- **Information provided**
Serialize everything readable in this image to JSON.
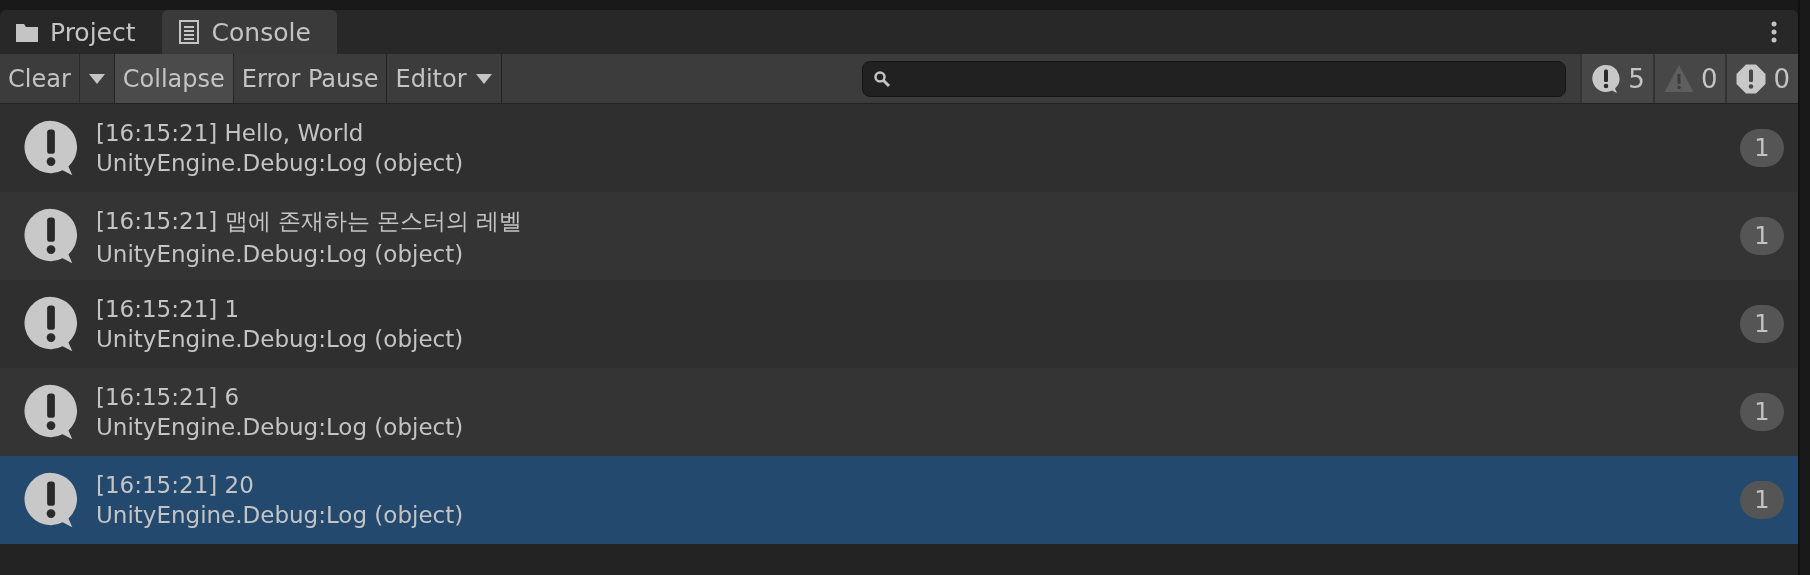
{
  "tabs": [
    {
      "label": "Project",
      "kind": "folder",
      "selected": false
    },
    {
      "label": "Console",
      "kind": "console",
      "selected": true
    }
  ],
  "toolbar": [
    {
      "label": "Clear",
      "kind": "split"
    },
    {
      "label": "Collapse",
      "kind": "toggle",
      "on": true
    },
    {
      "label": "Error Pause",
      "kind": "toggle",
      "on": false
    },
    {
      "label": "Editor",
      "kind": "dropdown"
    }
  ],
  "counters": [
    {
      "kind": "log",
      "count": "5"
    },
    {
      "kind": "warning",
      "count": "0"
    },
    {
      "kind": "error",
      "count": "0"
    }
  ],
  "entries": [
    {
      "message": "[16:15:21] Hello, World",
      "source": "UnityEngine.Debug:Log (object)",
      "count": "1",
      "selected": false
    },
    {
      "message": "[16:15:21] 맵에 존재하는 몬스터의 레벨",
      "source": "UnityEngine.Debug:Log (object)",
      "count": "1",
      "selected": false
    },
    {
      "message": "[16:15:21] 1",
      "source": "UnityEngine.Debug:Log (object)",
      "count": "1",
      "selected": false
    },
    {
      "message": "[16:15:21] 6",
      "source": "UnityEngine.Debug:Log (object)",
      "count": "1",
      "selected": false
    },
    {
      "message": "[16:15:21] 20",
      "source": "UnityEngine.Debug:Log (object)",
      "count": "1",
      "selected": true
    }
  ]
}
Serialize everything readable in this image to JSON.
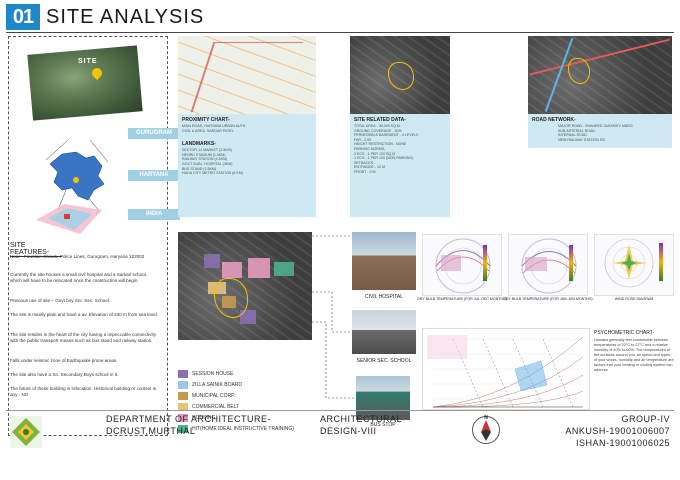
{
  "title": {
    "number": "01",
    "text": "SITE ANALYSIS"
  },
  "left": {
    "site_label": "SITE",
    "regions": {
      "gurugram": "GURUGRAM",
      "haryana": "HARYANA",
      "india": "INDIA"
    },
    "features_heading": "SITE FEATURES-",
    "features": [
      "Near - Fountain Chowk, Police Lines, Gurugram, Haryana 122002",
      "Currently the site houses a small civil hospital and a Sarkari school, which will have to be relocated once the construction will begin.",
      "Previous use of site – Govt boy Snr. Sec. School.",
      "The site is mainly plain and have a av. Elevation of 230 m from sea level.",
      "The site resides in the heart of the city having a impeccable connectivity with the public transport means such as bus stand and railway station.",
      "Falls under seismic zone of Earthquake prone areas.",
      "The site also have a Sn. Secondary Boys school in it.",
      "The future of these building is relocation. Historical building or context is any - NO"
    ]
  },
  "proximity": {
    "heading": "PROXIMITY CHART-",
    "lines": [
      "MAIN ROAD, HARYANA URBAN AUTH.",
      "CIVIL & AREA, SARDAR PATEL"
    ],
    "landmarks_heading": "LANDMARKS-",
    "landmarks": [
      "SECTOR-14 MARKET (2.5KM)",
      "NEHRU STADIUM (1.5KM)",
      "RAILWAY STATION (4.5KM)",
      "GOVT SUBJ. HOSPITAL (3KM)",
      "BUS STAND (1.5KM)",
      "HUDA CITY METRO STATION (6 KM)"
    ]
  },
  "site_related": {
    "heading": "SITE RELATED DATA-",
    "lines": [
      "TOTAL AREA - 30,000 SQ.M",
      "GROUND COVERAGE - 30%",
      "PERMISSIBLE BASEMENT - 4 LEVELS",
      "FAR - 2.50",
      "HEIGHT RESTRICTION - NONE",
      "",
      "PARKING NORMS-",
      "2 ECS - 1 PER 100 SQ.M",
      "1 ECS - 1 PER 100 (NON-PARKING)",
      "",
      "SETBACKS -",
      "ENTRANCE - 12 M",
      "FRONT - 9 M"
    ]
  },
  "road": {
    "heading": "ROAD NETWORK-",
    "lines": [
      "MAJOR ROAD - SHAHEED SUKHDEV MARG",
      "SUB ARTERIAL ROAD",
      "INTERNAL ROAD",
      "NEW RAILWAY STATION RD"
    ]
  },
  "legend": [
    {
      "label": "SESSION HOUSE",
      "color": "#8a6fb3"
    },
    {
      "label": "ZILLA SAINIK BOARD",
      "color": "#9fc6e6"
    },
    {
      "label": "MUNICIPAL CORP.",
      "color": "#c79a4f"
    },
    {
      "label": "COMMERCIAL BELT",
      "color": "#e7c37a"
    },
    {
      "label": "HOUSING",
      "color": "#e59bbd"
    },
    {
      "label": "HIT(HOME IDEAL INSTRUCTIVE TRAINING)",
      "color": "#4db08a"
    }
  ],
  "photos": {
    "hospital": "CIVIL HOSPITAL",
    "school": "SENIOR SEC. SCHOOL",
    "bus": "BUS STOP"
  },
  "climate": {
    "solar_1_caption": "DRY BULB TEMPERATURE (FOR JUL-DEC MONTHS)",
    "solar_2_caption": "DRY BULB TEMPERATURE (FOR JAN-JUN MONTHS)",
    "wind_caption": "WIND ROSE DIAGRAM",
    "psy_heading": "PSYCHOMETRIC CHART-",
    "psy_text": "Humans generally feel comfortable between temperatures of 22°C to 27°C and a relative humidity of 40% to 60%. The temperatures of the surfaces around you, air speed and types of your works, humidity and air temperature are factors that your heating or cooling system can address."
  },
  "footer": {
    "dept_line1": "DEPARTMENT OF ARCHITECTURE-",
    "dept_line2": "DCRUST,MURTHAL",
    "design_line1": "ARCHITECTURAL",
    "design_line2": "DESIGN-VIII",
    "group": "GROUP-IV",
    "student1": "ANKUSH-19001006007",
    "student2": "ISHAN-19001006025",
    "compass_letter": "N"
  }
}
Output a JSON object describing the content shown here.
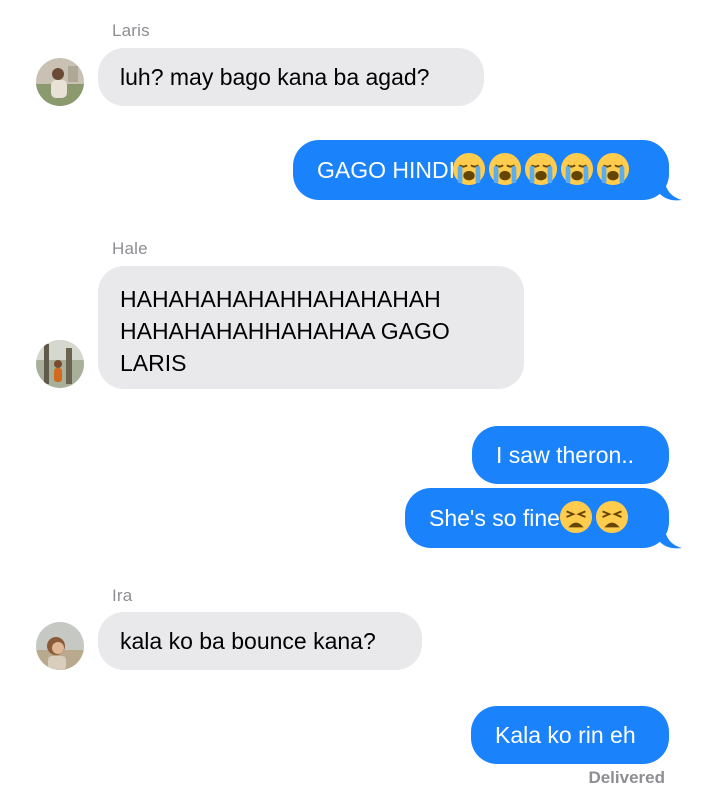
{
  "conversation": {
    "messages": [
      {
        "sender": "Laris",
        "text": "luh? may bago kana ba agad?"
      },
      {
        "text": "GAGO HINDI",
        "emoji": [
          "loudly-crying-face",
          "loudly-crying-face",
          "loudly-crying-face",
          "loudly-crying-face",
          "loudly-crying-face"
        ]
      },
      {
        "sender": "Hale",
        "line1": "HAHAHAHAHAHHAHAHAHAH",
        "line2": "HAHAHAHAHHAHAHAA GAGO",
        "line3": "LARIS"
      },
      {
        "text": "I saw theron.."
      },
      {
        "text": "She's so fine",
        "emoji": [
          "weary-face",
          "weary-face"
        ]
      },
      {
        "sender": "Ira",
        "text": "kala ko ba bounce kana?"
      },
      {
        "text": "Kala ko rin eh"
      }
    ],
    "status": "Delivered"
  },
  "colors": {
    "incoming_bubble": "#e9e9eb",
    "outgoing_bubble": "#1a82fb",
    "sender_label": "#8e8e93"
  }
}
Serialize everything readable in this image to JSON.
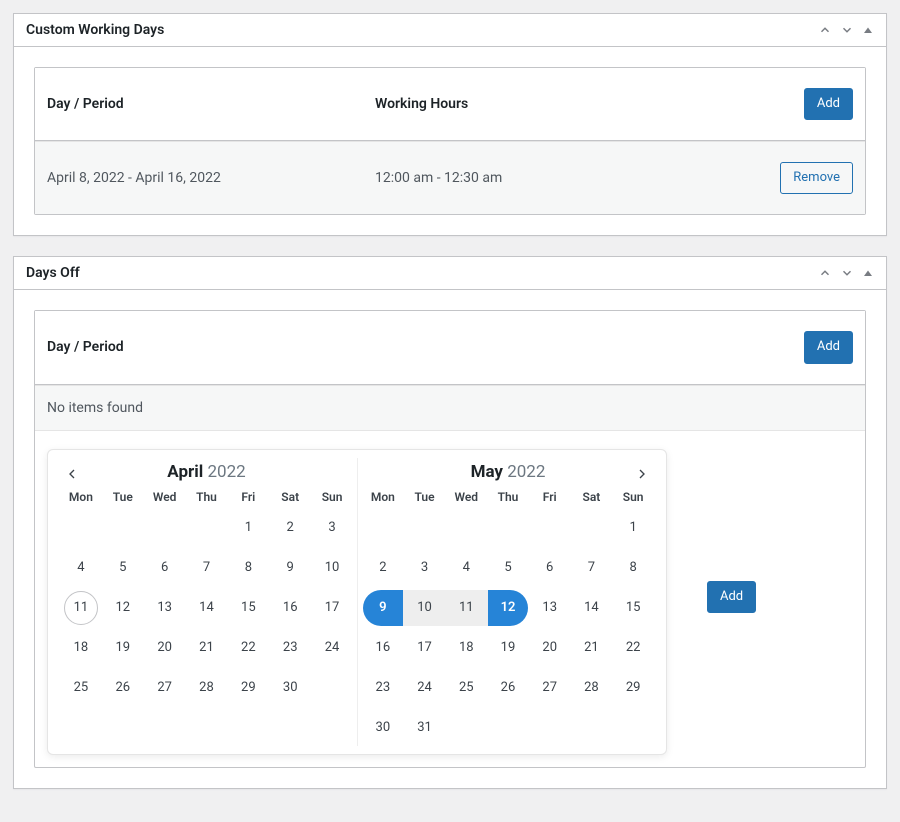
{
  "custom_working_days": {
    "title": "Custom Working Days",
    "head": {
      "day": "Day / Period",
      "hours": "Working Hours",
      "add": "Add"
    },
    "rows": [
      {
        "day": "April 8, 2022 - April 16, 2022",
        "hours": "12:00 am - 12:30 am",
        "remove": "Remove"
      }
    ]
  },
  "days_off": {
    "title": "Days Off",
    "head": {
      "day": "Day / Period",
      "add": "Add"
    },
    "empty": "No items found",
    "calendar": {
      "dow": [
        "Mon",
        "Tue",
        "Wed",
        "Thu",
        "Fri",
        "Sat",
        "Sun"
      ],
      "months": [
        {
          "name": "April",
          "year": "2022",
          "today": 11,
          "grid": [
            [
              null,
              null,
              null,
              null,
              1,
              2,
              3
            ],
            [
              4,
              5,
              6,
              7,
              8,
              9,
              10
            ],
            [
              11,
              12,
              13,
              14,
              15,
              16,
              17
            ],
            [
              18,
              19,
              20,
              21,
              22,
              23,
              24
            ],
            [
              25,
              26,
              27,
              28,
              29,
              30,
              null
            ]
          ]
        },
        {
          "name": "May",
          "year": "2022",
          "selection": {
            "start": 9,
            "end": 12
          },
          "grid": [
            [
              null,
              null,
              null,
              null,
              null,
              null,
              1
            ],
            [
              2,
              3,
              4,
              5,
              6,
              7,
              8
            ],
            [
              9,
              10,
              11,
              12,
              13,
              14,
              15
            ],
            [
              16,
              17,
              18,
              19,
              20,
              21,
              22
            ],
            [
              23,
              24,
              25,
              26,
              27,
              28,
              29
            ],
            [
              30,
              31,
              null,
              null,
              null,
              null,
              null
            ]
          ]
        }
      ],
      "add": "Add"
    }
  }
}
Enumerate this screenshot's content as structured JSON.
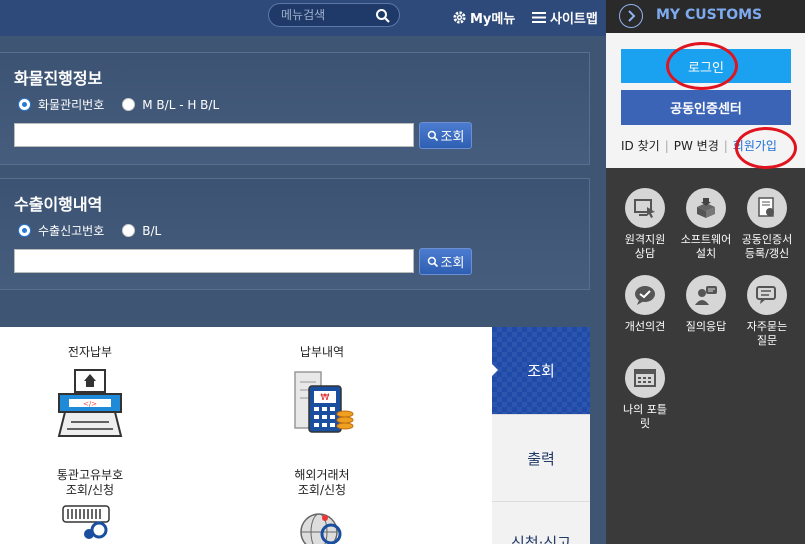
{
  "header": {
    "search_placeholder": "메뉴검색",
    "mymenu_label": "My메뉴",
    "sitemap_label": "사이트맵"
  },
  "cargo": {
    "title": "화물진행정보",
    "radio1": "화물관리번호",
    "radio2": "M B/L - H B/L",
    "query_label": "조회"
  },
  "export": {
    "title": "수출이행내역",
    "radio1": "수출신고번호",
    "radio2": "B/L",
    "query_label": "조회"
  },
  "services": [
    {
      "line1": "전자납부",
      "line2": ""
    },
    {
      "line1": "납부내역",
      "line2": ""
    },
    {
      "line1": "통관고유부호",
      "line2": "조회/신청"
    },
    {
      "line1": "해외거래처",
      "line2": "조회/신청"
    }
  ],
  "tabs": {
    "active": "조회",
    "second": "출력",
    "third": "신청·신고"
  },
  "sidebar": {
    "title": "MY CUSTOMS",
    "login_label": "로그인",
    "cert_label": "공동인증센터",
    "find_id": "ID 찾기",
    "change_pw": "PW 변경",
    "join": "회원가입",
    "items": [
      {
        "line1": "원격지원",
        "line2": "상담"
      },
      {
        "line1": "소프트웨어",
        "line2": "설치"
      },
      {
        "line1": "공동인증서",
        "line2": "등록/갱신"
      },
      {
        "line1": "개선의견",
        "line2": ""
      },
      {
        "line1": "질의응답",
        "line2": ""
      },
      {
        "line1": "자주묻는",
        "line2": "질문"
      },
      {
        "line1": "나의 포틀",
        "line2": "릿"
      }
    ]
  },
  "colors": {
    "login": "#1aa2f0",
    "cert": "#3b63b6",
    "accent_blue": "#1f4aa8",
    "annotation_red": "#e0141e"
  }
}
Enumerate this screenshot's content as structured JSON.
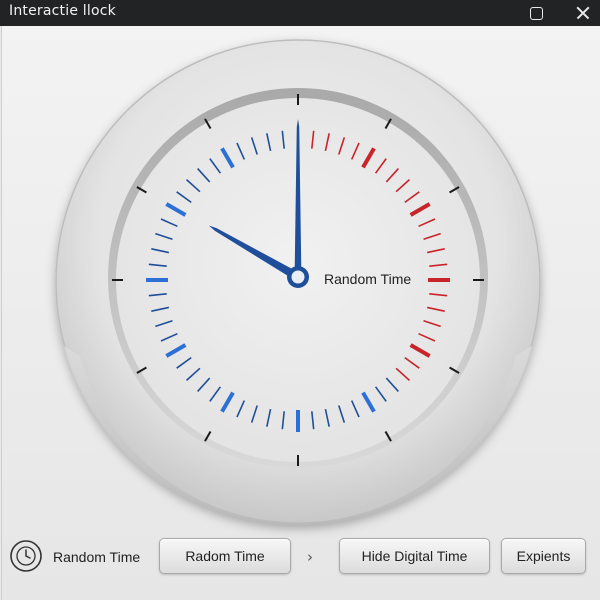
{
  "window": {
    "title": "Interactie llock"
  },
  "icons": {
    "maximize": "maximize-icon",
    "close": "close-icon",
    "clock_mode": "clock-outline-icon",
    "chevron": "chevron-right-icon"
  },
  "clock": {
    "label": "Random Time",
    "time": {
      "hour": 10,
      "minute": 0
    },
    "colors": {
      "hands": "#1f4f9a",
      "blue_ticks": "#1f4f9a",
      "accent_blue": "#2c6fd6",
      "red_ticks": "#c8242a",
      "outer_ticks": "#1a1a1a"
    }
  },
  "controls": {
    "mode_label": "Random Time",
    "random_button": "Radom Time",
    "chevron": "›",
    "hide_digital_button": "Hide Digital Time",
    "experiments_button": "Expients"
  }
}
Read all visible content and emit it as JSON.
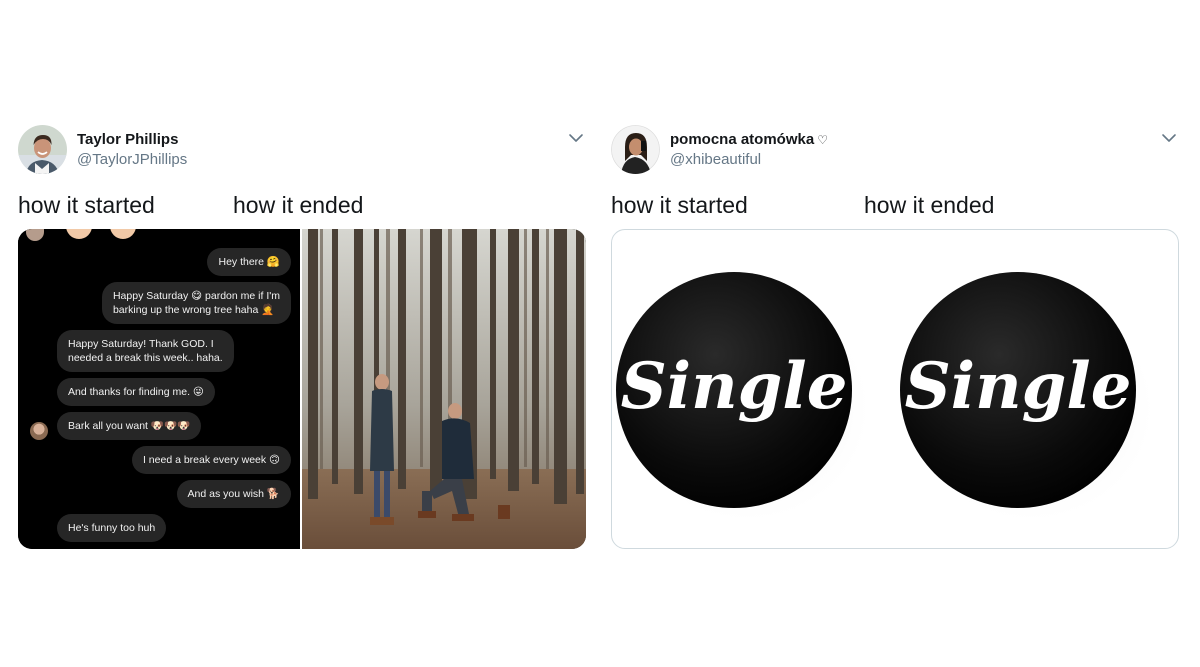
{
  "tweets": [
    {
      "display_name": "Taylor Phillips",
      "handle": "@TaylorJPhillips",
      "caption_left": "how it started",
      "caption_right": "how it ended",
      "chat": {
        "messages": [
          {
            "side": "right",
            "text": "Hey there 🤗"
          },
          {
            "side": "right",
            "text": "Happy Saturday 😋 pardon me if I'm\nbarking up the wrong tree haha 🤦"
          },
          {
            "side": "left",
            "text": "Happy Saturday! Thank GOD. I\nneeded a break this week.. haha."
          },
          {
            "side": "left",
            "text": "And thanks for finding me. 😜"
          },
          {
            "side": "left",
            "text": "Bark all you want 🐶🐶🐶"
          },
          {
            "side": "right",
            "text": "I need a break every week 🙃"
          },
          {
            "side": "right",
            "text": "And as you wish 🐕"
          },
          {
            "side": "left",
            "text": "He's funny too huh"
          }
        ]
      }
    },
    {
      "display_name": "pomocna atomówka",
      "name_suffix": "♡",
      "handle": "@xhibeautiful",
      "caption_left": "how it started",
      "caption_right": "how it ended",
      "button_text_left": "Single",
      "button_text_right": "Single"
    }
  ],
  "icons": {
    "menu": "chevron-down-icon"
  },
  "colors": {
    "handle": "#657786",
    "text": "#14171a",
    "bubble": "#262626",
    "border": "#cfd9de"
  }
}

- **Exercise goal**
List each line in the listing that contains the string "PARKING".

- **Exercise result**
      "PARKING NORMS-",
      "1 ECS - 1 PER 100 (NON-PARKING)",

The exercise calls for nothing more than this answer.